Without the pictures, print each of the records below exactly as it appears.

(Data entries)

^^^^^^^^^^^^^^^^

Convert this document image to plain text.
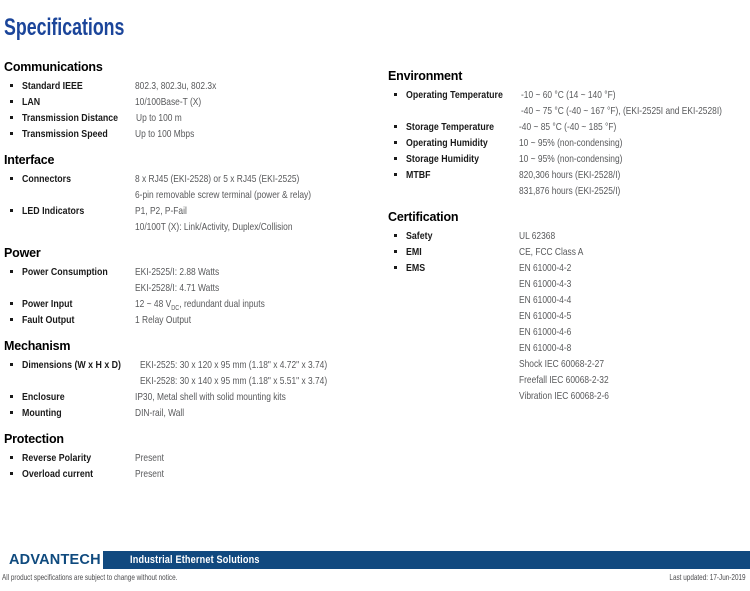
Specifications
Communications
Standard IEEE	802.3, 802.3u, 802.3x
LAN	10/100Base-T (X)
Transmission Distance Up to 100 m
Transmission Speed	Up to 100 Mbps
Interface
Connectors	8 x RJ45 (EKI-2528) or 5 x RJ45 (EKI-2525)
6-pin removable screw terminal (power & relay)
LED Indicators	P1, P2, P-Fail
10/100T (X): Link/Activity, Duplex/Collision
Power
Power Consumption	EKI-2525/I: 2.88 Watts
EKI-2528/I: 4.71 Watts
Power Input	12 ~ 48 $V_{DC}$, redundant dual inputs
Fault Output	1 Relay Output
Mechanism
Dimensions (W x H x D) EKI-2525: 30 x 120 x 95 mm (1.18" x 4.72" x 3.74)
EKI-2528: 30 x 140 x 95 mm (1.18" x 5.51" x 3.74)
Enclosure	IP30, Metal shell with solid mounting kits
Mounting	DIN-rail, Wall
Protection
Reverse Polarity	Present
Overload current	Present
Environment
Operating Temperature -10 ~ 60 °C (14 ~ 140 °F)
-40 ~ 75 °C (-40 ~ 167 °F), (EKI-2525I and EKI-2528I)
Storage Temperature	-40 ~ 85 °C (-40 ~ 185 °F)
Operating Humidity	10 ~ 95% (non-condensing)
Storage Humidity	10 ~ 95% (non-condensing)
MTBF	820,306 hours (EKI-2528/I)
831,876 hours (EKI-2525/I)
Certification
Safety	UL 62368
EMI	CE, FCC Class A
EMS	EN 61000-4-2
EN 61000-4-3
EN 61000-4-4
EN 61000-4-5
EN 61000-4-6
EN 61000-4-8
Shock IEC 60068-2-27
Freefall IEC 60068-2-32
Vibration IEC 60068-2-6
ADVANTECH	Industrial Ethernet Solutions
All product specifications are subject to change without notice.	Last updated: 17-Jun-2019
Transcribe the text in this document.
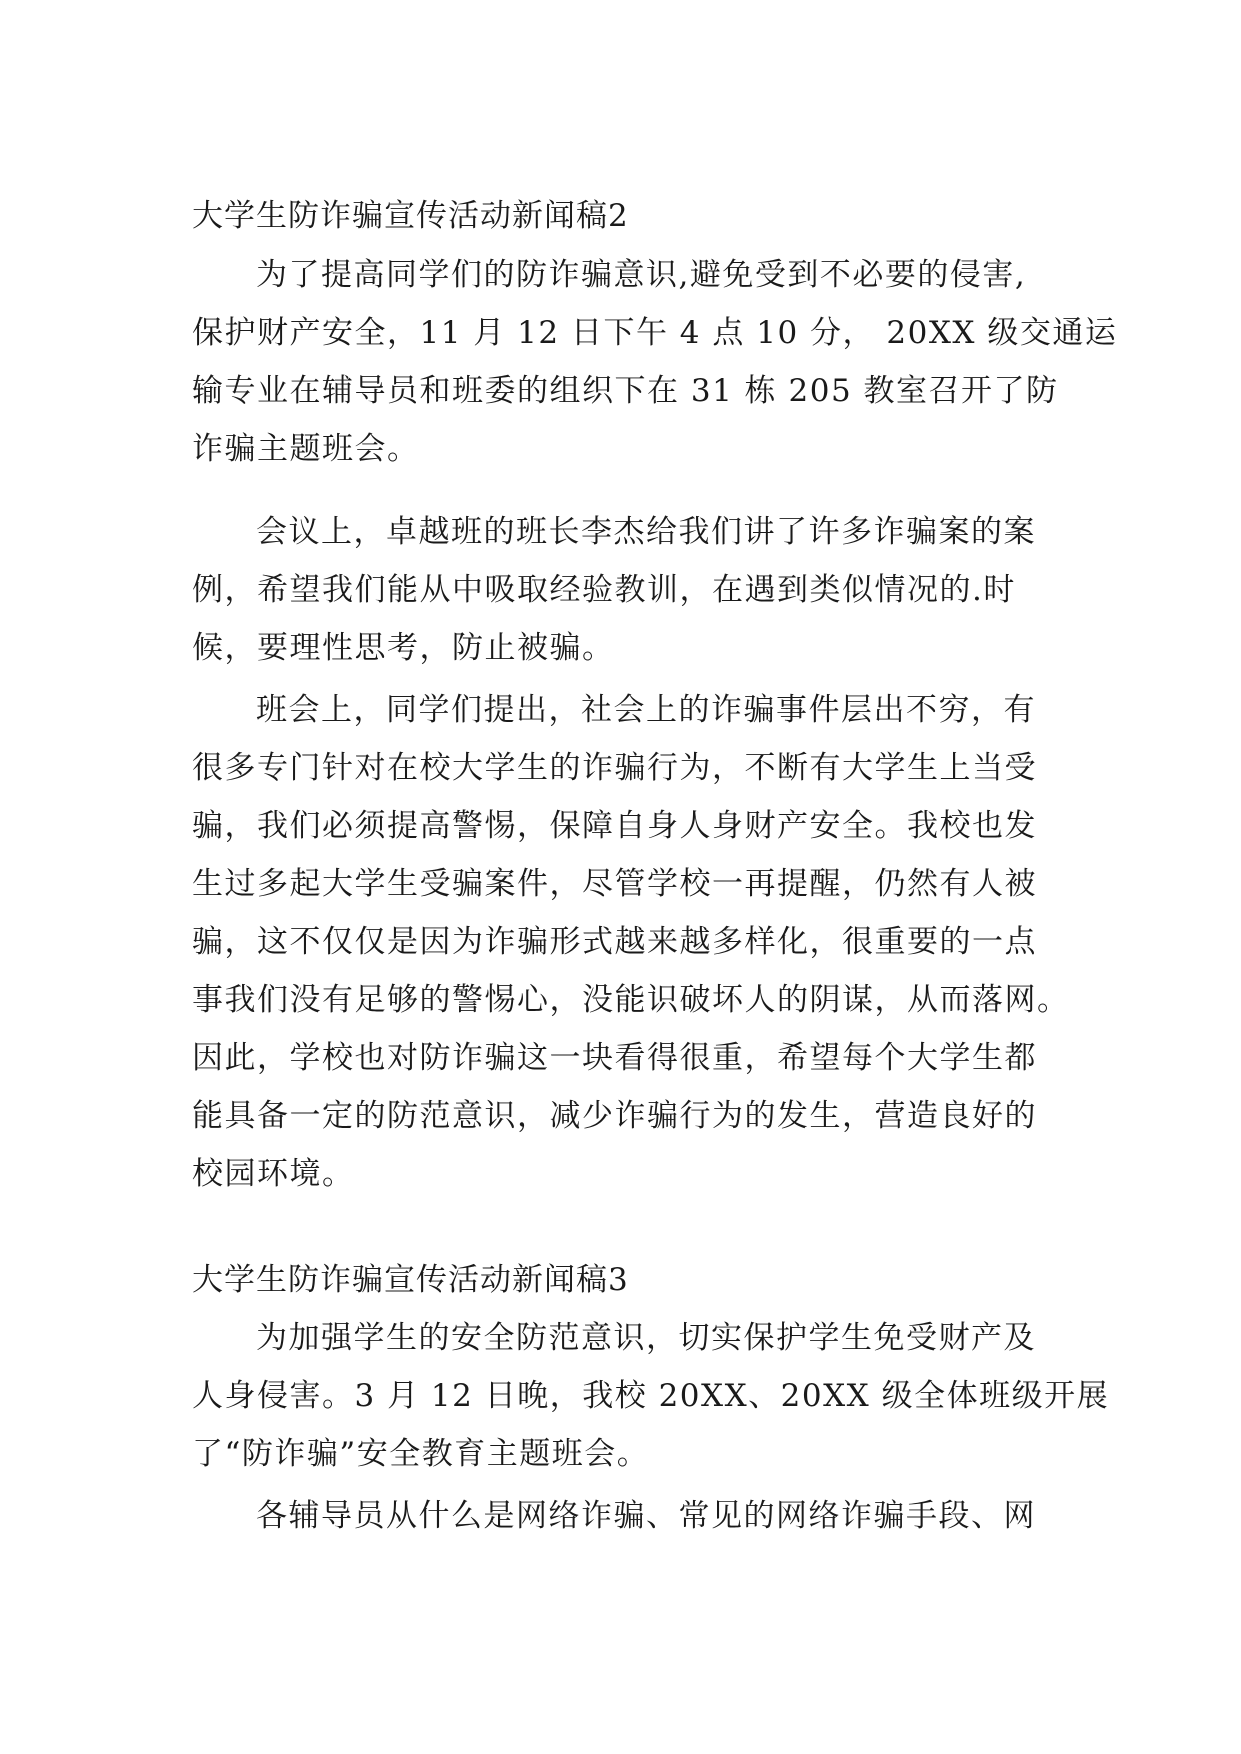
大学生防诈骗宣传活动新闻稿2
为了提高同学们的防诈骗意识,避免受到不必要的侵害,
保护财产安全，11 月 12 日下午 4 点 10 分， 20XX 级交通运
输专业在辅导员和班委的组织下在 31 栋 205 教室召开了防
诈骗主题班会。
会议上，卓越班的班长李杰给我们讲了许多诈骗案的案
例，希望我们能从中吸取经验教训，在遇到类似情况的.时
候，要理性思考，防止被骗。
班会上，同学们提出，社会上的诈骗事件层出不穷，有
很多专门针对在校大学生的诈骗行为，不断有大学生上当受
骗，我们必须提高警惕，保障自身人身财产安全。我校也发
生过多起大学生受骗案件，尽管学校一再提醒，仍然有人被
骗，这不仅仅是因为诈骗形式越来越多样化，很重要的一点
事我们没有足够的警惕心，没能识破坏人的阴谋，从而落网。
因此，学校也对防诈骗这一块看得很重，希望每个大学生都
能具备一定的防范意识，减少诈骗行为的发生，营造良好的
校园环境。
大学生防诈骗宣传活动新闻稿3
为加强学生的安全防范意识，切实保护学生免受财产及
人身侵害。3 月 12 日晚，我校 20XX、20XX 级全体班级开展
了“防诈骗”安全教育主题班会。
各辅导员从什么是网络诈骗、常见的网络诈骗手段、网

^^^^^^^^^^^^^^^^

=== Solution for this exercise ===
Convert this document image to plain text.
Specifications
Communications
Standard IEEE	802.3, 802.3u, 802.3x
LAN	10/100Base-T (X)
Transmission Distance Up to 100 m
Transmission Speed	Up to 100 Mbps
Interface
Connectors	8 x RJ45 (EKI-2528) or 5 x RJ45 (EKI-2525)
6-pin removable screw terminal (power & relay)
LED Indicators	P1, P2, P-Fail
10/100T (X): Link/Activity, Duplex/Collision
Power
Power Consumption	EKI-2525/I: 2.88 Watts
EKI-2528/I: 4.71 Watts
Power Input	12 ~ 48 $V_{DC}$, redundant dual inputs
Fault Output	1 Relay Output
Mechanism
Dimensions (W x H x D) EKI-2525: 30 x 120 x 95 mm (1.18" x 4.72" x 3.74)
EKI-2528: 30 x 140 x 95 mm (1.18" x 5.51" x 3.74)
Enclosure	IP30, Metal shell with solid mounting kits
Mounting	DIN-rail, Wall
Protection
Reverse Polarity	Present
Overload current	Present
Environment
Operating Temperature -10 ~ 60 °C (14 ~ 140 °F)
-40 ~ 75 °C (-40 ~ 167 °F), (EKI-2525I and EKI-2528I)
Storage Temperature	-40 ~ 85 °C (-40 ~ 185 °F)
Operating Humidity	10 ~ 95% (non-condensing)
Storage Humidity	10 ~ 95% (non-condensing)
MTBF	820,306 hours (EKI-2528/I)
831,876 hours (EKI-2525/I)
Certification
Safety	UL 62368
EMI	CE, FCC Class A
EMS	EN 61000-4-2
EN 61000-4-3
EN 61000-4-4
EN 61000-4-5
EN 61000-4-6
EN 61000-4-8
Shock IEC 60068-2-27
Freefall IEC 60068-2-32
Vibration IEC 60068-2-6
ADVANTECH	Industrial Ethernet Solutions
All product specifications are subject to change without notice.	Last updated: 17-Jun-2019
Transcribe the text in this document.
大学生防诈骗宣传活动新闻稿2
为了提高同学们的防诈骗意识,避免受到不必要的侵害,
保护财产安全，11 月 12 日下午 4 点 10 分， 20XX 级交通运
输专业在辅导员和班委的组织下在 31 栋 205 教室召开了防
诈骗主题班会。
会议上，卓越班的班长李杰给我们讲了许多诈骗案的案
例，希望我们能从中吸取经验教训，在遇到类似情况的.时
候，要理性思考，防止被骗。
班会上，同学们提出，社会上的诈骗事件层出不穷，有
很多专门针对在校大学生的诈骗行为，不断有大学生上当受
骗，我们必须提高警惕，保障自身人身财产安全。我校也发
生过多起大学生受骗案件，尽管学校一再提醒，仍然有人被
骗，这不仅仅是因为诈骗形式越来越多样化，很重要的一点
事我们没有足够的警惕心，没能识破坏人的阴谋，从而落网。
因此，学校也对防诈骗这一块看得很重，希望每个大学生都
能具备一定的防范意识，减少诈骗行为的发生，营造良好的
校园环境。
大学生防诈骗宣传活动新闻稿3
为加强学生的安全防范意识，切实保护学生免受财产及
人身侵害。3 月 12 日晚，我校 20XX、20XX 级全体班级开展
了“防诈骗”安全教育主题班会。
各辅导员从什么是网络诈骗、常见的网络诈骗手段、网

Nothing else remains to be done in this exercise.